Records from a collection of figures:

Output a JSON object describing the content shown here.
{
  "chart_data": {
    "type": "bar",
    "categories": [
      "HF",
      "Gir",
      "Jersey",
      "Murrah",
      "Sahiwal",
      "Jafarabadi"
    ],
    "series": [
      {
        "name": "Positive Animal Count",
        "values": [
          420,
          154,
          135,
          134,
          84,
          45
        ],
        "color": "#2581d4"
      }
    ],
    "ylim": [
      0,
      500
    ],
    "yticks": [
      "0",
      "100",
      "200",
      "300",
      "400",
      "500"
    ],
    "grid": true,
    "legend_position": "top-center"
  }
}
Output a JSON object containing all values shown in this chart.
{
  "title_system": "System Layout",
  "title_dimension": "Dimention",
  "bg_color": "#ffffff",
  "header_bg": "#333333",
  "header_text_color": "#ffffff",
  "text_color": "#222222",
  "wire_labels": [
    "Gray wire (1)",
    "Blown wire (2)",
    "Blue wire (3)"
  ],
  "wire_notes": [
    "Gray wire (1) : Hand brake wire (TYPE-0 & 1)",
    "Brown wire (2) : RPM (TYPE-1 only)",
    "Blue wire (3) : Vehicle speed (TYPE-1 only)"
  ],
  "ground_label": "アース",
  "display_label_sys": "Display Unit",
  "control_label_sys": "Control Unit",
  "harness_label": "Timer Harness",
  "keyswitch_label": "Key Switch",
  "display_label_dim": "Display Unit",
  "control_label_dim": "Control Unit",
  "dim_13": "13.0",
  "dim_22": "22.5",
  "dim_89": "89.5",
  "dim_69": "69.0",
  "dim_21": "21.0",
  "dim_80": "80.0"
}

• EXERCISE DIRECTIONS:
Reproduce the data shown above exactly.

• RESPONSE TO THIS EXERCISE:
Output a JSON object describing the content shown here.
{
  "chart_data": {
    "type": "bar",
    "categories": [
      "HF",
      "Gir",
      "Jersey",
      "Murrah",
      "Sahiwal",
      "Jafarabadi"
    ],
    "series": [
      {
        "name": "Positive Animal Count",
        "values": [
          420,
          154,
          135,
          134,
          84,
          45
        ],
        "color": "#2581d4"
      }
    ],
    "ylim": [
      0,
      500
    ],
    "yticks": [
      "0",
      "100",
      "200",
      "300",
      "400",
      "500"
    ],
    "grid": true,
    "legend_position": "top-center"
  }
}
Output a JSON object containing all values shown in this chart.
{
  "title_system": "System Layout",
  "title_dimension": "Dimention",
  "bg_color": "#ffffff",
  "header_bg": "#333333",
  "header_text_color": "#ffffff",
  "text_color": "#222222",
  "wire_labels": [
    "Gray wire (1)",
    "Blown wire (2)",
    "Blue wire (3)"
  ],
  "wire_notes": [
    "Gray wire (1) : Hand brake wire (TYPE-0 & 1)",
    "Brown wire (2) : RPM (TYPE-1 only)",
    "Blue wire (3) : Vehicle speed (TYPE-1 only)"
  ],
  "ground_label": "アース",
  "display_label_sys": "Display Unit",
  "control_label_sys": "Control Unit",
  "harness_label": "Timer Harness",
  "keyswitch_label": "Key Switch",
  "display_label_dim": "Display Unit",
  "control_label_dim": "Control Unit",
  "dim_13": "13.0",
  "dim_22": "22.5",
  "dim_89": "89.5",
  "dim_69": "69.0",
  "dim_21": "21.0",
  "dim_80": "80.0"
}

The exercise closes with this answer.